** begin Working data **

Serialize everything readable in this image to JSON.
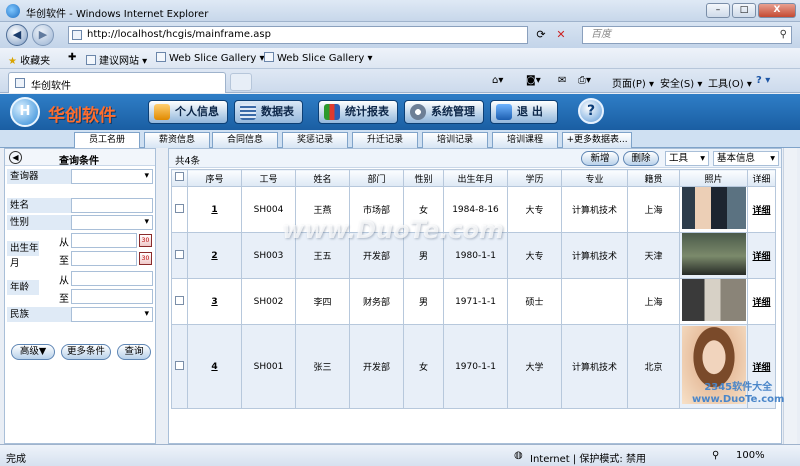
{
  "window": {
    "title": "华创软件 - Windows Internet Explorer",
    "min": "–",
    "max": "□",
    "close": "X"
  },
  "address": {
    "url": "http://localhost/hcgis/mainframe.asp",
    "search_placeholder": "百度"
  },
  "favorites": {
    "label": "收藏夹",
    "items": [
      "建议网站 ▾",
      "Web Slice Gallery ▾",
      "Web Slice Gallery ▾"
    ]
  },
  "browser_tab": {
    "label": "华创软件"
  },
  "commandbar": {
    "page": "页面(P) ▾",
    "safety": "安全(S) ▾",
    "tools": "工具(O) ▾",
    "help": "? ▾"
  },
  "app": {
    "logo_mark": "H",
    "logo_text": "华创软件",
    "nav": [
      "个人信息",
      "数据表",
      "统计报表",
      "系统管理",
      "退 出"
    ],
    "help": "?"
  },
  "tabs": [
    "员工名册",
    "薪资信息",
    "合同信息",
    "奖惩记录",
    "升迁记录",
    "培训记录",
    "培训课程",
    "+更多数据表..."
  ],
  "query": {
    "title": "查询条件",
    "fields": {
      "query_builder": "查询器",
      "name": "姓名",
      "gender": "性别",
      "birth": "出生年月",
      "from": "从",
      "to": "至",
      "age": "年龄",
      "ethnicity": "民族"
    },
    "buttons": {
      "advanced": "高级▼",
      "more": "更多条件",
      "search": "查询"
    }
  },
  "grid": {
    "count_label": "共4条",
    "buttons": {
      "add": "新增",
      "delete": "删除"
    },
    "tools_select": "工具",
    "info_select": "基本信息",
    "headers": [
      "序号",
      "工号",
      "姓名",
      "部门",
      "性别",
      "出生年月",
      "学历",
      "专业",
      "籍贯",
      "照片",
      "详细"
    ],
    "rows": [
      {
        "no": "1",
        "id": "SH004",
        "name": "王燕",
        "dept": "市场部",
        "gender": "女",
        "birth": "1984-8-16",
        "edu": "大专",
        "major": "计算机技术",
        "place": "上海",
        "detail": "详细"
      },
      {
        "no": "2",
        "id": "SH003",
        "name": "王五",
        "dept": "开发部",
        "gender": "男",
        "birth": "1980-1-1",
        "edu": "大专",
        "major": "计算机技术",
        "place": "天津",
        "detail": "详细"
      },
      {
        "no": "3",
        "id": "SH002",
        "name": "李四",
        "dept": "财务部",
        "gender": "男",
        "birth": "1971-1-1",
        "edu": "硕士",
        "major": "",
        "place": "上海",
        "detail": "详细"
      },
      {
        "no": "4",
        "id": "SH001",
        "name": "张三",
        "dept": "开发部",
        "gender": "女",
        "birth": "1970-1-1",
        "edu": "大学",
        "major": "计算机技术",
        "place": "北京",
        "detail": "详细"
      }
    ]
  },
  "status": {
    "left": "完成",
    "zone": "Internet | 保护模式: 禁用",
    "zoom": "100%"
  },
  "watermark": {
    "main": "www.DuoTe.com",
    "corner_top": "2345软件大全",
    "corner_bottom": "www.DuoTe.com"
  },
  "colors": {
    "header_blue": "#1f66ad",
    "logo_orange": "#ff6d2d",
    "row_alt": "#e8eff8"
  }
}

** end Working data **

Goal:
Transcribe every record above exactly as written, leaving out any pictures.

Solution for this task:
Serialize everything readable in this image to JSON.
{
  "window": {
    "title": "华创软件 - Windows Internet Explorer",
    "min": "–",
    "max": "□",
    "close": "X"
  },
  "address": {
    "url": "http://localhost/hcgis/mainframe.asp",
    "search_placeholder": "百度"
  },
  "favorites": {
    "label": "收藏夹",
    "items": [
      "建议网站 ▾",
      "Web Slice Gallery ▾",
      "Web Slice Gallery ▾"
    ]
  },
  "browser_tab": {
    "label": "华创软件"
  },
  "commandbar": {
    "page": "页面(P) ▾",
    "safety": "安全(S) ▾",
    "tools": "工具(O) ▾",
    "help": "? ▾"
  },
  "app": {
    "logo_mark": "H",
    "logo_text": "华创软件",
    "nav": [
      "个人信息",
      "数据表",
      "统计报表",
      "系统管理",
      "退 出"
    ],
    "help": "?"
  },
  "tabs": [
    "员工名册",
    "薪资信息",
    "合同信息",
    "奖惩记录",
    "升迁记录",
    "培训记录",
    "培训课程",
    "+更多数据表..."
  ],
  "query": {
    "title": "查询条件",
    "fields": {
      "query_builder": "查询器",
      "name": "姓名",
      "gender": "性别",
      "birth": "出生年月",
      "from": "从",
      "to": "至",
      "age": "年龄",
      "ethnicity": "民族"
    },
    "buttons": {
      "advanced": "高级▼",
      "more": "更多条件",
      "search": "查询"
    }
  },
  "grid": {
    "count_label": "共4条",
    "buttons": {
      "add": "新增",
      "delete": "删除"
    },
    "tools_select": "工具",
    "info_select": "基本信息",
    "headers": [
      "序号",
      "工号",
      "姓名",
      "部门",
      "性别",
      "出生年月",
      "学历",
      "专业",
      "籍贯",
      "照片",
      "详细"
    ],
    "rows": [
      {
        "no": "1",
        "id": "SH004",
        "name": "王燕",
        "dept": "市场部",
        "gender": "女",
        "birth": "1984-8-16",
        "edu": "大专",
        "major": "计算机技术",
        "place": "上海",
        "detail": "详细"
      },
      {
        "no": "2",
        "id": "SH003",
        "name": "王五",
        "dept": "开发部",
        "gender": "男",
        "birth": "1980-1-1",
        "edu": "大专",
        "major": "计算机技术",
        "place": "天津",
        "detail": "详细"
      },
      {
        "no": "3",
        "id": "SH002",
        "name": "李四",
        "dept": "财务部",
        "gender": "男",
        "birth": "1971-1-1",
        "edu": "硕士",
        "major": "",
        "place": "上海",
        "detail": "详细"
      },
      {
        "no": "4",
        "id": "SH001",
        "name": "张三",
        "dept": "开发部",
        "gender": "女",
        "birth": "1970-1-1",
        "edu": "大学",
        "major": "计算机技术",
        "place": "北京",
        "detail": "详细"
      }
    ]
  },
  "status": {
    "left": "完成",
    "zone": "Internet | 保护模式: 禁用",
    "zoom": "100%"
  },
  "watermark": {
    "main": "www.DuoTe.com",
    "corner_top": "2345软件大全",
    "corner_bottom": "www.DuoTe.com"
  },
  "colors": {
    "header_blue": "#1f66ad",
    "logo_orange": "#ff6d2d",
    "row_alt": "#e8eff8"
  }
}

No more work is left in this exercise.